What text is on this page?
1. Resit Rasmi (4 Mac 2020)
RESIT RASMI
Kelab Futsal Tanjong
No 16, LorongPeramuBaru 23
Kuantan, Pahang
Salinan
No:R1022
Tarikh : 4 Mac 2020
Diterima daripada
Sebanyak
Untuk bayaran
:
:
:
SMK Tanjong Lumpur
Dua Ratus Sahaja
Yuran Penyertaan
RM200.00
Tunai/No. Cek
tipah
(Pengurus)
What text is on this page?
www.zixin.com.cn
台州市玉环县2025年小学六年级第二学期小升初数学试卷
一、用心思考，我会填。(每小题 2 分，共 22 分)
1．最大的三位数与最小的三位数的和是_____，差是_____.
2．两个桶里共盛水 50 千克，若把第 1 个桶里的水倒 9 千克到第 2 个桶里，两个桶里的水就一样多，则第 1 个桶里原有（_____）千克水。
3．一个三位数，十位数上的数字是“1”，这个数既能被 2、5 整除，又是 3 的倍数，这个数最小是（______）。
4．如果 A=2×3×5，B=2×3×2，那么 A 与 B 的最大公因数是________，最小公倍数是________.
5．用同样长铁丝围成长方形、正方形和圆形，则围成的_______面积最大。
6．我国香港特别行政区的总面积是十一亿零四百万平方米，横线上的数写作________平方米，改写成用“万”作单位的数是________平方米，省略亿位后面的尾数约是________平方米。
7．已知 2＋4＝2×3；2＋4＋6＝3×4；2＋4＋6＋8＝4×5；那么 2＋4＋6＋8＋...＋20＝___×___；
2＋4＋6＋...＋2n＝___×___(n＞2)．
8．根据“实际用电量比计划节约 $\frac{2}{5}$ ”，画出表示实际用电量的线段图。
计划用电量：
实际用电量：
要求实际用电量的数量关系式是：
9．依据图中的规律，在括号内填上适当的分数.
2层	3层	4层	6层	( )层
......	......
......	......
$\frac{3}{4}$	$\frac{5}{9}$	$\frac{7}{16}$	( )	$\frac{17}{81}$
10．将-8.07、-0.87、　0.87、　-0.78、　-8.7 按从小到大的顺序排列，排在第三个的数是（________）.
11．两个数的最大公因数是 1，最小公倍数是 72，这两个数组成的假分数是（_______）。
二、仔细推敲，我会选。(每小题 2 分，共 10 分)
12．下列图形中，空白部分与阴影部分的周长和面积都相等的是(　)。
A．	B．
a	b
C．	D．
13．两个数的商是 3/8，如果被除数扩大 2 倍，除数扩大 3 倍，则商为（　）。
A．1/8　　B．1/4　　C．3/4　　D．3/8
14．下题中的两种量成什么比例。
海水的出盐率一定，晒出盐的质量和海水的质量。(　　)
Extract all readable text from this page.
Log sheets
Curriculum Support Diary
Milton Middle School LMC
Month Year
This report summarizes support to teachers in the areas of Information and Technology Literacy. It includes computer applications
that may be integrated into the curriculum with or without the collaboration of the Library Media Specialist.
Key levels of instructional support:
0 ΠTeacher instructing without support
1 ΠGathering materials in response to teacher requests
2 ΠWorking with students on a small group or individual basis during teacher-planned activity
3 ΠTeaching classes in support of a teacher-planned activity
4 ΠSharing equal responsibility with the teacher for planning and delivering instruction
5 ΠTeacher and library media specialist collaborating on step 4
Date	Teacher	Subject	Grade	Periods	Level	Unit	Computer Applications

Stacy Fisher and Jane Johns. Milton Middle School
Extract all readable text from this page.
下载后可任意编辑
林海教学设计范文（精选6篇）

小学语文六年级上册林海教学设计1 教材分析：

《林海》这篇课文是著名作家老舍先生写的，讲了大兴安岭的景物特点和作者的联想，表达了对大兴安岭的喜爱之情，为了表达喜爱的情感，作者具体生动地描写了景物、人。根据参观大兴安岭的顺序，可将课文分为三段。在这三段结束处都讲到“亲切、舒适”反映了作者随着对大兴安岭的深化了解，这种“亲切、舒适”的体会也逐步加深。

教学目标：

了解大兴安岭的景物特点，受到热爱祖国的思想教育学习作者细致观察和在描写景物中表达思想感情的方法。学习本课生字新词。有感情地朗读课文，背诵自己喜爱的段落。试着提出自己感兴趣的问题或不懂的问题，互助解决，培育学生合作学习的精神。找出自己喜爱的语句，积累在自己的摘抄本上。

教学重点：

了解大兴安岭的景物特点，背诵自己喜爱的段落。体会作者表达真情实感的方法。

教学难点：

- [Objective]:
Pick out the lines containing the string "背诵自己喜爱的段落" and show them.

- [Worked solution]:
了解大兴安岭的景物特点，受到热爱祖国的思想教育学习作者细致观察和在描写景物中表达思想感情的方法。学习本课生字新词。有感情地朗读课文，背诵自己喜爱的段落。试着提出自己感兴趣的问题或不懂的问题，互助解决，培育学生合作学习的精神。找出自己喜爱的语句，积累在自己的摘抄本上。
了解大兴安岭的景物特点，背诵自己喜爱的段落。体会作者表达真情实感的方法。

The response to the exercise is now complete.